* **Aim**
Count every line below in which "title" occurs, then give only the count.
/---
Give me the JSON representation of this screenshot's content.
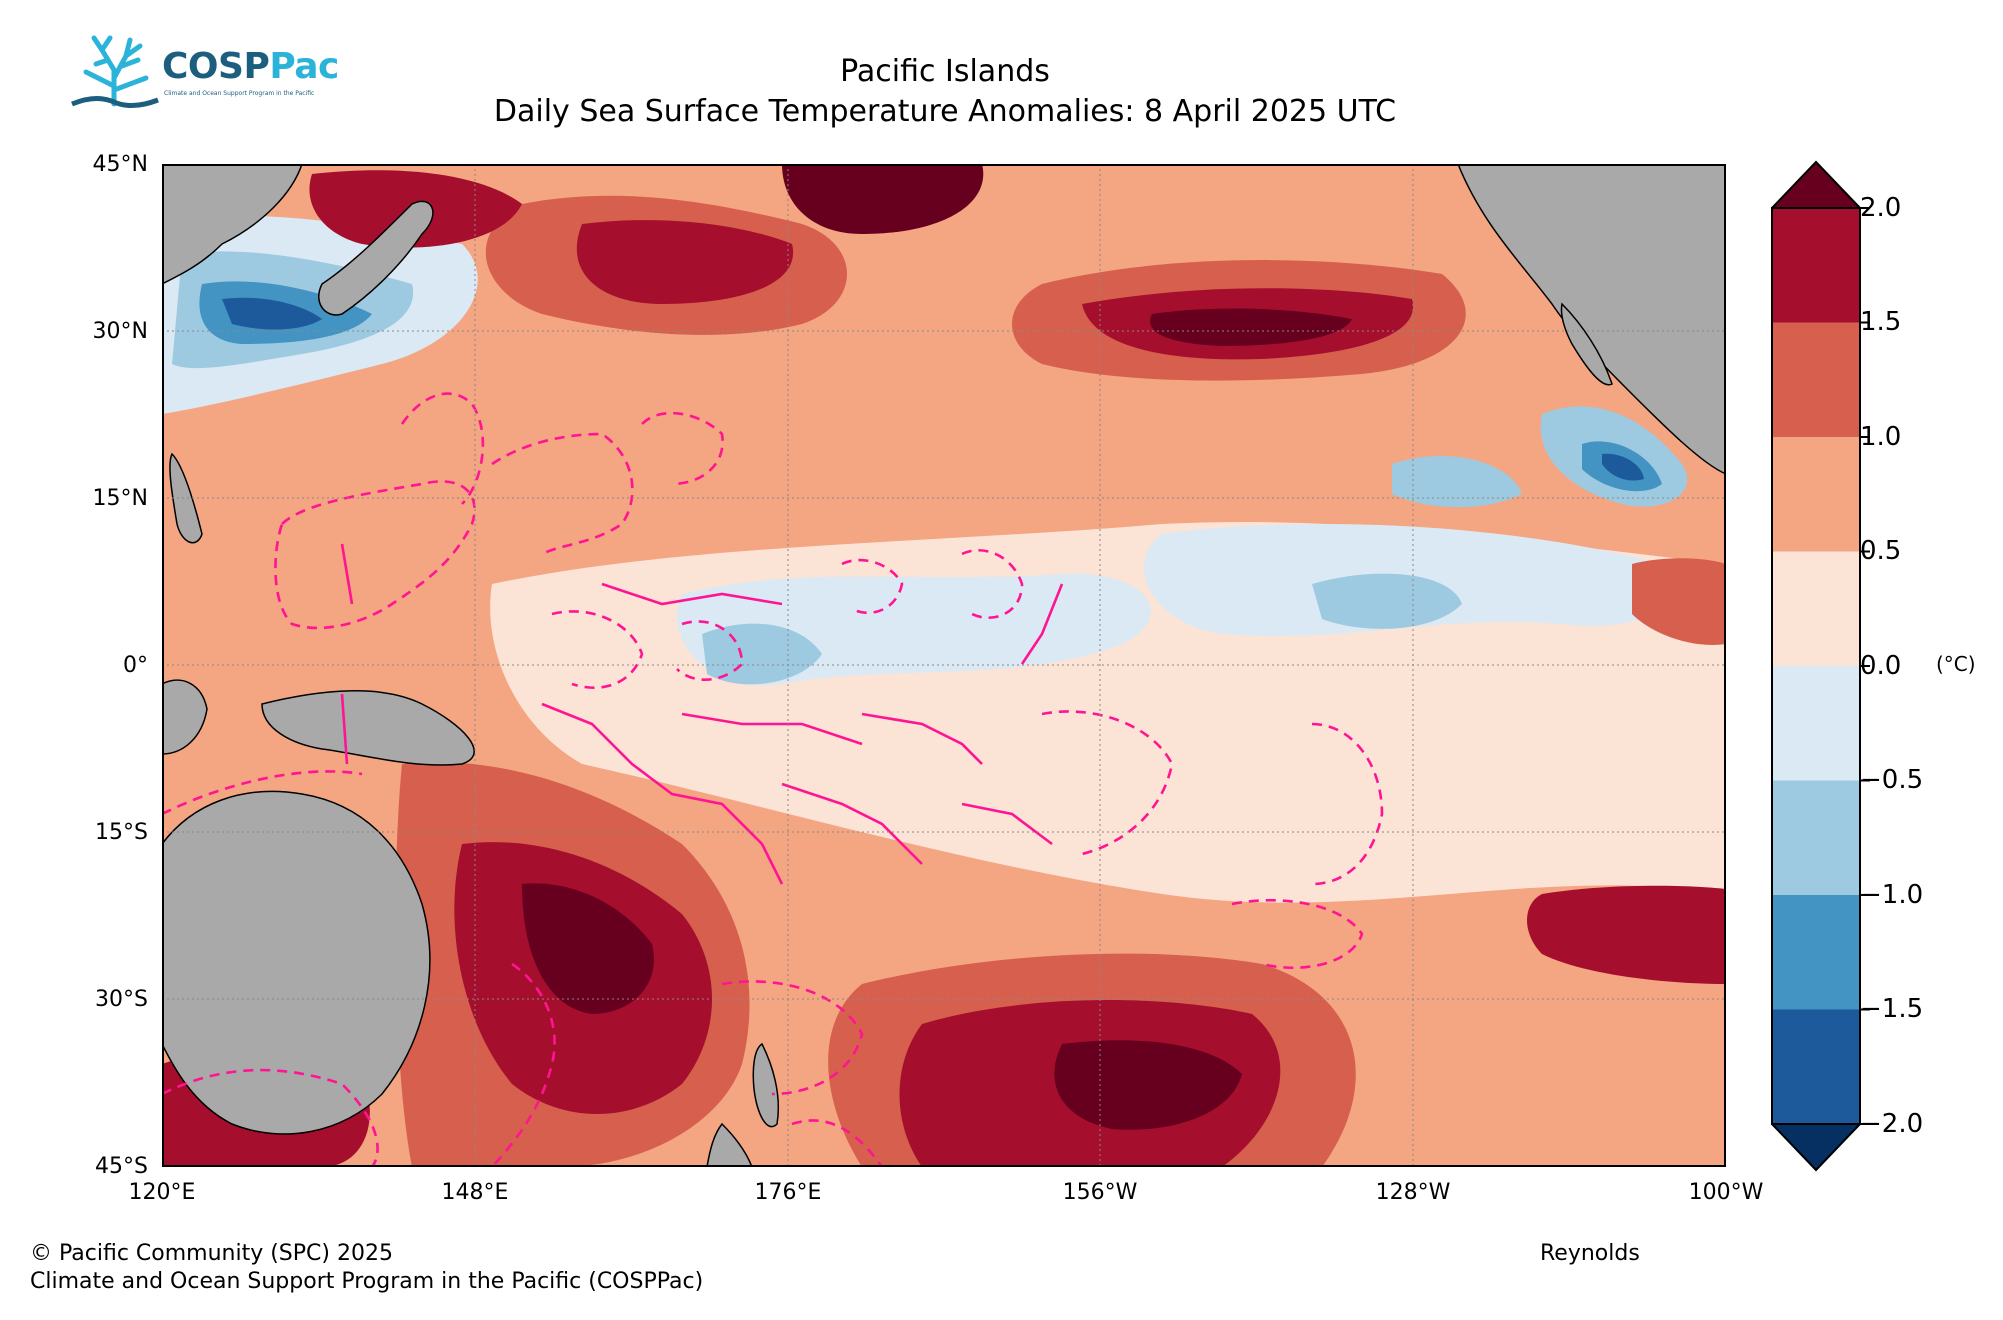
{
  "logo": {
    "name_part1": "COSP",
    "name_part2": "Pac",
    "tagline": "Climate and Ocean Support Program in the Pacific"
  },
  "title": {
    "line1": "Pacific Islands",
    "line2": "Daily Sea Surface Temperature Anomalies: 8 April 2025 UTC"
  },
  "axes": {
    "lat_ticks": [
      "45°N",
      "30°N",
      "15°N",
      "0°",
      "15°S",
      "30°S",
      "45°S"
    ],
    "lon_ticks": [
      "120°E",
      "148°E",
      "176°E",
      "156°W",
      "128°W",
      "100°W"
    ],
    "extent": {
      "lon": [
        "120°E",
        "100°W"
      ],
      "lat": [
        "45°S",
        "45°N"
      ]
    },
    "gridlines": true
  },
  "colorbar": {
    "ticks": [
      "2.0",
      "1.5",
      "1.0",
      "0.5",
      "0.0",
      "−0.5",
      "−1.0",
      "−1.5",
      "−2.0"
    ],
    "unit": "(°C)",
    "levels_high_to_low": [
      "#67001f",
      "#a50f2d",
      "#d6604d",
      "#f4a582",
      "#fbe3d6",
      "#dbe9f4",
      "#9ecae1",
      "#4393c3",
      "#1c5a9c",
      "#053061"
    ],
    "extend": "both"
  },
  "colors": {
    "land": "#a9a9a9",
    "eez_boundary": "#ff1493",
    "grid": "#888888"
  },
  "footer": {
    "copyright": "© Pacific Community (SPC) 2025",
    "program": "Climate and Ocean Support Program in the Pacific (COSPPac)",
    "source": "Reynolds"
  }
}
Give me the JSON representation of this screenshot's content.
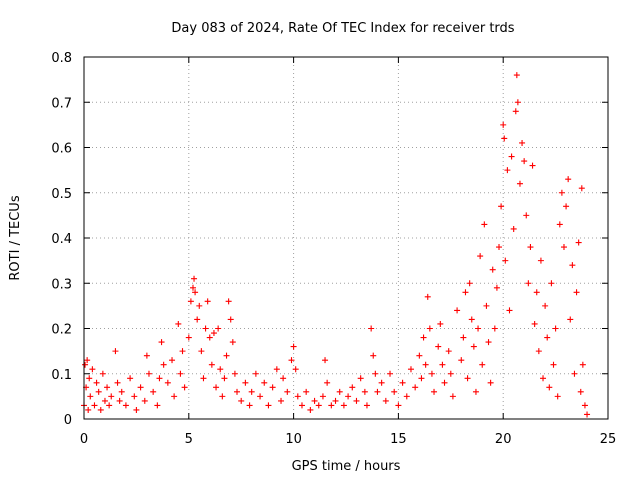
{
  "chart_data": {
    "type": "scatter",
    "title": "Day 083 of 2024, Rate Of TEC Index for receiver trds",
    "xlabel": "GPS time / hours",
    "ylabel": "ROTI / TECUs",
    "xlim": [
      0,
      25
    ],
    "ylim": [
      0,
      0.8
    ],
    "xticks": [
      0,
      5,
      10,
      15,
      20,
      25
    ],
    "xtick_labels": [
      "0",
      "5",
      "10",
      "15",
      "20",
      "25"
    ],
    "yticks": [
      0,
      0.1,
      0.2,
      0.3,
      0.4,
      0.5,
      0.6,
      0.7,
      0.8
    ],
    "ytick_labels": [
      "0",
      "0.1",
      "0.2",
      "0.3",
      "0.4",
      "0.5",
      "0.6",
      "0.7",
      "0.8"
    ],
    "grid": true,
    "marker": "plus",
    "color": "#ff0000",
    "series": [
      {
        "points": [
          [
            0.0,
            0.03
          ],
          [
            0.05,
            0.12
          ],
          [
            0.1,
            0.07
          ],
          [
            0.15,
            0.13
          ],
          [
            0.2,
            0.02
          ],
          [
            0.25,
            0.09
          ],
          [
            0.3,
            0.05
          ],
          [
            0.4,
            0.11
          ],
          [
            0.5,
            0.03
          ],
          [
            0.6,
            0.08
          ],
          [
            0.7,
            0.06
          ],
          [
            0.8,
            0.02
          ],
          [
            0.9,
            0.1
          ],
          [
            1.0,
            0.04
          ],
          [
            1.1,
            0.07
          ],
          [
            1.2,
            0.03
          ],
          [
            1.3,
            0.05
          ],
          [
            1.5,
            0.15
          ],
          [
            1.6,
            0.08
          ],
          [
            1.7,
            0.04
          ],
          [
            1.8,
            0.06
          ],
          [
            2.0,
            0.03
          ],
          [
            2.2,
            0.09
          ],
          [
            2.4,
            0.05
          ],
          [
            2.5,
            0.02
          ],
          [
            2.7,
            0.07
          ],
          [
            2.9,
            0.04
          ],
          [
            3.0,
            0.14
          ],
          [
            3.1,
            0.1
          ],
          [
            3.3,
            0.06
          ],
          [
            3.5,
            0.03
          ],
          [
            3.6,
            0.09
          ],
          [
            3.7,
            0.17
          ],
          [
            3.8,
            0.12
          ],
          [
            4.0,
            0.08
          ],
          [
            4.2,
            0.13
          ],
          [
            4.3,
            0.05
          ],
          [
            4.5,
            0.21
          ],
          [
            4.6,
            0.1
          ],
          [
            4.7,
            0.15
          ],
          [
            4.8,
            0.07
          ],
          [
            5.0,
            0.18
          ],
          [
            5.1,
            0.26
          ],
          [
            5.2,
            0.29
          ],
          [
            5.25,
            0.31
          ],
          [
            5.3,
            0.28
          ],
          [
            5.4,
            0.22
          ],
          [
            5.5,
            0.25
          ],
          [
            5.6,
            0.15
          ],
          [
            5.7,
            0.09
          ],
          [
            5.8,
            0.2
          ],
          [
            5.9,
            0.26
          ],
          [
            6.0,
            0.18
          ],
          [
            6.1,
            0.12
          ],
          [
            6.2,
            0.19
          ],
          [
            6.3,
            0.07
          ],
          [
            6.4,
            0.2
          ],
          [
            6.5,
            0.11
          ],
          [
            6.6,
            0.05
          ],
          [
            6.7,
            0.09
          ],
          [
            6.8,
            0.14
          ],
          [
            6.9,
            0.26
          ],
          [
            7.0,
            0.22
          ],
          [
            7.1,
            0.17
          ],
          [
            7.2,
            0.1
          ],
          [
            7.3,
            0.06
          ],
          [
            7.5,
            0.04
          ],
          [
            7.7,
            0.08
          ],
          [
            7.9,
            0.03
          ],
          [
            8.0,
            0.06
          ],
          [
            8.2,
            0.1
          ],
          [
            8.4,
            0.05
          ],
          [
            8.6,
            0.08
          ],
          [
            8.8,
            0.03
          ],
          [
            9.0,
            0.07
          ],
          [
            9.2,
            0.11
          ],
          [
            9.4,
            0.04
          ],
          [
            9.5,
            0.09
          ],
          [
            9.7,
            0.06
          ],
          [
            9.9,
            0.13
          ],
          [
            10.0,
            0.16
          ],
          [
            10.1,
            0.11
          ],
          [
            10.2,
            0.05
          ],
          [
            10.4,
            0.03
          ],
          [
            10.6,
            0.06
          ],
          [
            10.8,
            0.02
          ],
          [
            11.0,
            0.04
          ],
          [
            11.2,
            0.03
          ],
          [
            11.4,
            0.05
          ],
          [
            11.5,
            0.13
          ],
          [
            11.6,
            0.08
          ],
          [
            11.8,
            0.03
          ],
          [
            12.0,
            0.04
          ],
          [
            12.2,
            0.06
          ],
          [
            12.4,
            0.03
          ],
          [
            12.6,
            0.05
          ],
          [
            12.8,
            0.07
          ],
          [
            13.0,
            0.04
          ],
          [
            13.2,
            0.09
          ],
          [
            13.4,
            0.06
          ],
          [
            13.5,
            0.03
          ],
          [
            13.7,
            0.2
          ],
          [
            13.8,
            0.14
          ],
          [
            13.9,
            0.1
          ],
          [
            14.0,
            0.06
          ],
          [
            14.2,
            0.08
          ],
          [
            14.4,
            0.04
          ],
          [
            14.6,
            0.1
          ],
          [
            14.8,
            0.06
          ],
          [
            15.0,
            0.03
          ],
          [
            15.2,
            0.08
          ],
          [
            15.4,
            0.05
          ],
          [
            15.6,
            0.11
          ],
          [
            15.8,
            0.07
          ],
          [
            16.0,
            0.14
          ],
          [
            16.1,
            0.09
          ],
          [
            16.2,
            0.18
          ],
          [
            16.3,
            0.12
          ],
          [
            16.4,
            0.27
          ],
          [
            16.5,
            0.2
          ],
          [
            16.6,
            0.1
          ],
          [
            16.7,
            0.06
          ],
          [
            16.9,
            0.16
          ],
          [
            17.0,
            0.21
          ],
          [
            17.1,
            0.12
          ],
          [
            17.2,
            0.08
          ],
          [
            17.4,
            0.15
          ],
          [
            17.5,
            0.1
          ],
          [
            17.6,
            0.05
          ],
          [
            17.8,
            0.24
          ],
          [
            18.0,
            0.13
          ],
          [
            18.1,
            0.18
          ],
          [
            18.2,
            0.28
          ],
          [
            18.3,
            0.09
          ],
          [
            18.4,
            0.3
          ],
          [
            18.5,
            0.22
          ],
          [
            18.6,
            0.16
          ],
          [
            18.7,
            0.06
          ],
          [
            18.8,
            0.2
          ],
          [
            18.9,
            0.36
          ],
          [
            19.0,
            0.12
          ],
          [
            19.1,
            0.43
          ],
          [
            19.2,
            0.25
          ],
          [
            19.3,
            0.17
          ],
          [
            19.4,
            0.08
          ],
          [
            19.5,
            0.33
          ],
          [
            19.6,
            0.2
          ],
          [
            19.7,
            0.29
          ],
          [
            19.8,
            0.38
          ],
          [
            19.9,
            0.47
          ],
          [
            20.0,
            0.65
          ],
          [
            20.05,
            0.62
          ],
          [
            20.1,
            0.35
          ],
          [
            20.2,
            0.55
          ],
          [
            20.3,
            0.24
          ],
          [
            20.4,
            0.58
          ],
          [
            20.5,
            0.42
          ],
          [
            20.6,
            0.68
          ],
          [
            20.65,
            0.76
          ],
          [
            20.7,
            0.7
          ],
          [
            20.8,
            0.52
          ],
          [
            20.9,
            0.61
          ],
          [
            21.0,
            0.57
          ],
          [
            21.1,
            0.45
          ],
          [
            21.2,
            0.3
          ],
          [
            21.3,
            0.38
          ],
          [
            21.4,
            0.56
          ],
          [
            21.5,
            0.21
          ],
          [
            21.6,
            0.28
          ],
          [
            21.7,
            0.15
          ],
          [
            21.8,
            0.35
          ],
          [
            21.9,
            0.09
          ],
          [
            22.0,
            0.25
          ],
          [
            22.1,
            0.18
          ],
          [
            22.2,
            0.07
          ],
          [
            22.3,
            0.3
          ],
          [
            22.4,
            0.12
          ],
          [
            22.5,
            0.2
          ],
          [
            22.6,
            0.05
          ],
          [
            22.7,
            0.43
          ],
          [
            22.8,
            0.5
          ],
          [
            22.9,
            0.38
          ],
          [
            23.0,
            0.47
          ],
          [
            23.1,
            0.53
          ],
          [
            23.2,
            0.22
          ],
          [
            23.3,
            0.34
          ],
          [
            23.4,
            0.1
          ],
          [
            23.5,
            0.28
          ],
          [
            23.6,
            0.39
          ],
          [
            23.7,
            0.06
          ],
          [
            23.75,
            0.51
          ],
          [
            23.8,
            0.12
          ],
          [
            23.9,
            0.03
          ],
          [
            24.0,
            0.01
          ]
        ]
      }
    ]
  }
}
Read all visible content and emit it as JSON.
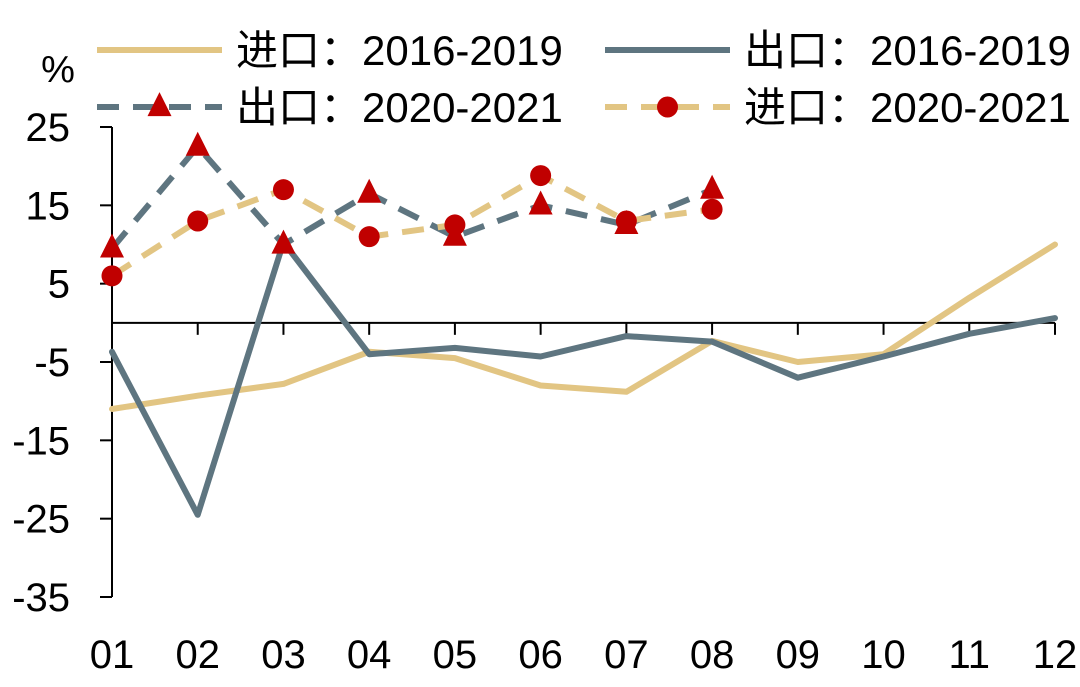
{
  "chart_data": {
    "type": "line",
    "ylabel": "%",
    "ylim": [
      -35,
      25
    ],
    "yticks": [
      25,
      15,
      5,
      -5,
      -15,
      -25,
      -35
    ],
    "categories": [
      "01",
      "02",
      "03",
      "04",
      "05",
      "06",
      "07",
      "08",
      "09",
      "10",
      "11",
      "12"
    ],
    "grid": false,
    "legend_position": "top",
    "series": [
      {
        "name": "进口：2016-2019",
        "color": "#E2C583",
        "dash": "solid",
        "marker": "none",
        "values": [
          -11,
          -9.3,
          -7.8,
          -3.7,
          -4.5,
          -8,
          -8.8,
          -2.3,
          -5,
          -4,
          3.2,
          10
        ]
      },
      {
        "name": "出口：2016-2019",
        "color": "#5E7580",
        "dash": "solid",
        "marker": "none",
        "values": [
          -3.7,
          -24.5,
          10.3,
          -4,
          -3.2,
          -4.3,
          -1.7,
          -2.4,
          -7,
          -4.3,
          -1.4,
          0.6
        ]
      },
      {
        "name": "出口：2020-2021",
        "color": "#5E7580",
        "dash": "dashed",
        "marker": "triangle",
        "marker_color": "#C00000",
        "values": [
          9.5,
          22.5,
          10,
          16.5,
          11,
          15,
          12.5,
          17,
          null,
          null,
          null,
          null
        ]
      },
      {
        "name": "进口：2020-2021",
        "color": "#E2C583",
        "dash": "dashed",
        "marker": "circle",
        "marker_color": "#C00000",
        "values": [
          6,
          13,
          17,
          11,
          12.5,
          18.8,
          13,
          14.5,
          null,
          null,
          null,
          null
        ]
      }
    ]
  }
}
\---
* **Reply to the exercise**
2